Given data:

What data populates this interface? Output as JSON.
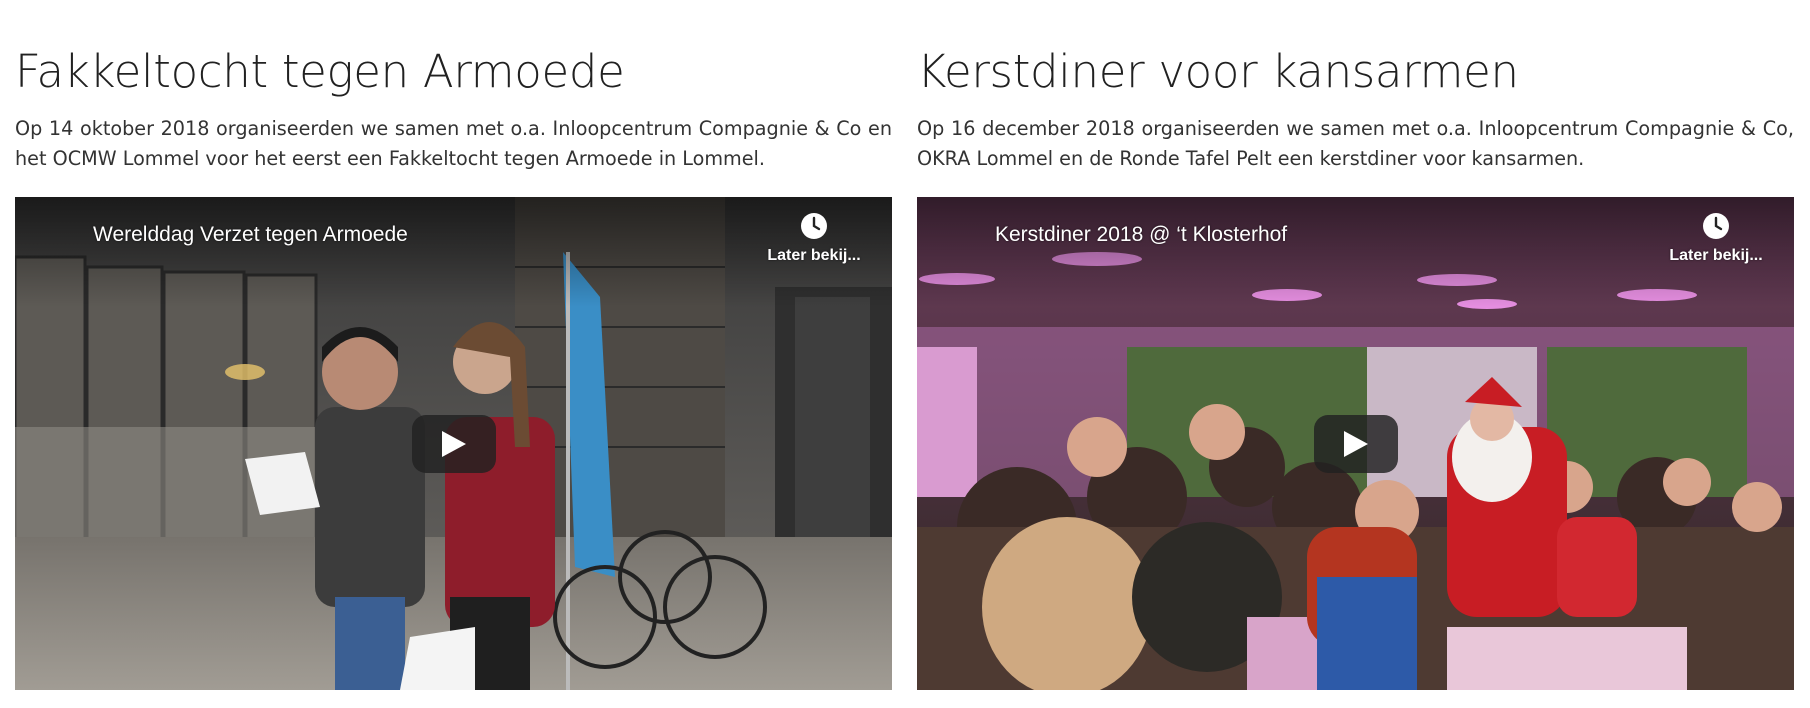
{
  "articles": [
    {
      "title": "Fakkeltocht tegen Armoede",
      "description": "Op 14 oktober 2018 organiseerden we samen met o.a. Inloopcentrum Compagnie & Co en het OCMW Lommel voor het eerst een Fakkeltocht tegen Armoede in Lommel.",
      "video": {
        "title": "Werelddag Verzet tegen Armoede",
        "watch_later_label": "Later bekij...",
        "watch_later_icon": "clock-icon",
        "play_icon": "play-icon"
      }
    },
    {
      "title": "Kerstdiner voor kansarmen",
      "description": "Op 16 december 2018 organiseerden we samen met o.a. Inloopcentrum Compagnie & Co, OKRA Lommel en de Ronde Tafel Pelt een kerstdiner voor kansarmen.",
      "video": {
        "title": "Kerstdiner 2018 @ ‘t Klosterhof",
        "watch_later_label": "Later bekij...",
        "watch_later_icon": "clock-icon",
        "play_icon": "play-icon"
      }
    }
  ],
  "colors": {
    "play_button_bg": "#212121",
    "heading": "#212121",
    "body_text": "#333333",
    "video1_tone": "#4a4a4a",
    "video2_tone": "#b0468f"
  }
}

Stated goal: Copy every entry word for word, but omit the pictures.

Answer:
What data populates this interface? Output as JSON.
{
  "articles": [
    {
      "title": "Fakkeltocht tegen Armoede",
      "description": "Op 14 oktober 2018 organiseerden we samen met o.a. Inloopcentrum Compagnie & Co en het OCMW Lommel voor het eerst een Fakkeltocht tegen Armoede in Lommel.",
      "video": {
        "title": "Werelddag Verzet tegen Armoede",
        "watch_later_label": "Later bekij...",
        "watch_later_icon": "clock-icon",
        "play_icon": "play-icon"
      }
    },
    {
      "title": "Kerstdiner voor kansarmen",
      "description": "Op 16 december 2018 organiseerden we samen met o.a. Inloopcentrum Compagnie & Co, OKRA Lommel en de Ronde Tafel Pelt een kerstdiner voor kansarmen.",
      "video": {
        "title": "Kerstdiner 2018 @ ‘t Klosterhof",
        "watch_later_label": "Later bekij...",
        "watch_later_icon": "clock-icon",
        "play_icon": "play-icon"
      }
    }
  ],
  "colors": {
    "play_button_bg": "#212121",
    "heading": "#212121",
    "body_text": "#333333",
    "video1_tone": "#4a4a4a",
    "video2_tone": "#b0468f"
  }
}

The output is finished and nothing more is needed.